Write out all lines holding the word "with".

→ Records supplied:
• • •
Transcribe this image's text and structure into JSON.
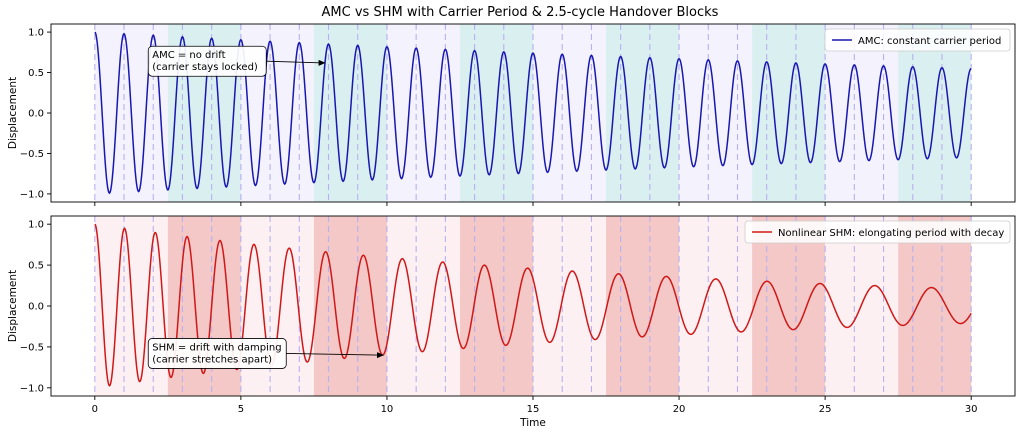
{
  "figure": {
    "title": "AMC vs SHM with Carrier Period & 2.5-cycle Handover Blocks"
  },
  "chart_data": [
    {
      "type": "line",
      "panel": "top",
      "title": "",
      "xlabel": "",
      "ylabel": "Displacement",
      "xlim": [
        -1.5,
        31.5
      ],
      "ylim": [
        -1.1,
        1.1
      ],
      "xticks": [
        0,
        5,
        10,
        15,
        20,
        25,
        30
      ],
      "yticks": [
        -1.0,
        -0.5,
        0.0,
        0.5,
        1.0
      ],
      "ytick_labels": [
        "−1.0",
        "−0.5",
        "0.0",
        "0.5",
        "1.0"
      ],
      "legend": {
        "position": "top-right",
        "label": "AMC: constant carrier period"
      },
      "series": [
        {
          "name": "AMC: constant carrier period",
          "color": "#1818b0",
          "model": "decaying cosine, constant period",
          "amplitude_start": 1.0,
          "decay_rate": 0.02,
          "period": 1.0,
          "period_growth": 0.0,
          "x_range": [
            0,
            30
          ]
        }
      ],
      "carrier_marks": [
        0,
        1,
        2,
        3,
        4,
        5,
        6,
        7,
        8,
        9,
        10,
        11,
        12,
        13,
        14,
        15,
        16,
        17,
        18,
        19,
        20,
        21,
        22,
        23,
        24,
        25,
        26,
        27,
        28,
        29,
        30
      ],
      "carrier_mark_color": "#b8b0f0",
      "handover_blocks": [
        {
          "x0": 0,
          "x1": 2.5,
          "highlight": false
        },
        {
          "x0": 2.5,
          "x1": 5,
          "highlight": true
        },
        {
          "x0": 5,
          "x1": 7.5,
          "highlight": false
        },
        {
          "x0": 7.5,
          "x1": 10,
          "highlight": true
        },
        {
          "x0": 10,
          "x1": 12.5,
          "highlight": false
        },
        {
          "x0": 12.5,
          "x1": 15,
          "highlight": true
        },
        {
          "x0": 15,
          "x1": 17.5,
          "highlight": false
        },
        {
          "x0": 17.5,
          "x1": 20,
          "highlight": true
        },
        {
          "x0": 20,
          "x1": 22.5,
          "highlight": false
        },
        {
          "x0": 22.5,
          "x1": 25,
          "highlight": true
        },
        {
          "x0": 25,
          "x1": 27.5,
          "highlight": false
        },
        {
          "x0": 27.5,
          "x1": 30,
          "highlight": true
        }
      ],
      "block_color_light": "#f3f2fd",
      "block_color_highlight": "#d9eff0",
      "annotation": {
        "lines": [
          "AMC = no drift",
          "(carrier stays locked)"
        ],
        "text_at": [
          2.0,
          0.64
        ],
        "arrow_to": [
          7.9,
          0.62
        ]
      }
    },
    {
      "type": "line",
      "panel": "bottom",
      "title": "",
      "xlabel": "Time",
      "ylabel": "Displacement",
      "xlim": [
        -1.5,
        31.5
      ],
      "ylim": [
        -1.1,
        1.1
      ],
      "xticks": [
        0,
        5,
        10,
        15,
        20,
        25,
        30
      ],
      "xtick_labels": [
        "0",
        "5",
        "10",
        "15",
        "20",
        "25",
        "30"
      ],
      "yticks": [
        -1.0,
        -0.5,
        0.0,
        0.5,
        1.0
      ],
      "ytick_labels": [
        "−1.0",
        "−0.5",
        "0.0",
        "0.5",
        "1.0"
      ],
      "legend": {
        "position": "top-right",
        "label": "Nonlinear SHM: elongating period with decay"
      },
      "series": [
        {
          "name": "Nonlinear SHM: elongating period with decay",
          "color": "#d01818",
          "model": "decaying cosine, period elongating linearly",
          "amplitude_start": 1.0,
          "decay_rate": 0.052,
          "period": 1.0,
          "period_growth": 0.034,
          "x_range": [
            0,
            30
          ]
        }
      ],
      "carrier_marks": [
        0,
        1,
        2,
        3,
        4,
        5,
        6,
        7,
        8,
        9,
        10,
        11,
        12,
        13,
        14,
        15,
        16,
        17,
        18,
        19,
        20,
        21,
        22,
        23,
        24,
        25,
        26,
        27,
        28,
        29,
        30
      ],
      "carrier_mark_color": "#b8b0f0",
      "handover_blocks": [
        {
          "x0": 0,
          "x1": 2.5,
          "highlight": false
        },
        {
          "x0": 2.5,
          "x1": 5,
          "highlight": true
        },
        {
          "x0": 5,
          "x1": 7.5,
          "highlight": false
        },
        {
          "x0": 7.5,
          "x1": 10,
          "highlight": true
        },
        {
          "x0": 10,
          "x1": 12.5,
          "highlight": false
        },
        {
          "x0": 12.5,
          "x1": 15,
          "highlight": true
        },
        {
          "x0": 15,
          "x1": 17.5,
          "highlight": false
        },
        {
          "x0": 17.5,
          "x1": 20,
          "highlight": true
        },
        {
          "x0": 20,
          "x1": 22.5,
          "highlight": false
        },
        {
          "x0": 22.5,
          "x1": 25,
          "highlight": true
        },
        {
          "x0": 25,
          "x1": 27.5,
          "highlight": false
        },
        {
          "x0": 27.5,
          "x1": 30,
          "highlight": true
        }
      ],
      "block_color_light": "#fdf0f2",
      "block_color_highlight": "#f3c8c6",
      "annotation": {
        "lines": [
          "SHM = drift with damping",
          "(carrier stretches apart)"
        ],
        "text_at": [
          2.0,
          -0.58
        ],
        "arrow_to": [
          9.9,
          -0.6
        ]
      }
    }
  ]
}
• • •
→ Worked solution:
    "title": "AMC vs SHM with Carrier Period & 2.5-cycle Handover Blocks"
        "label": "Nonlinear SHM: elongating period with decay"
          "name": "Nonlinear SHM: elongating period with decay",
          "SHM = drift with damping",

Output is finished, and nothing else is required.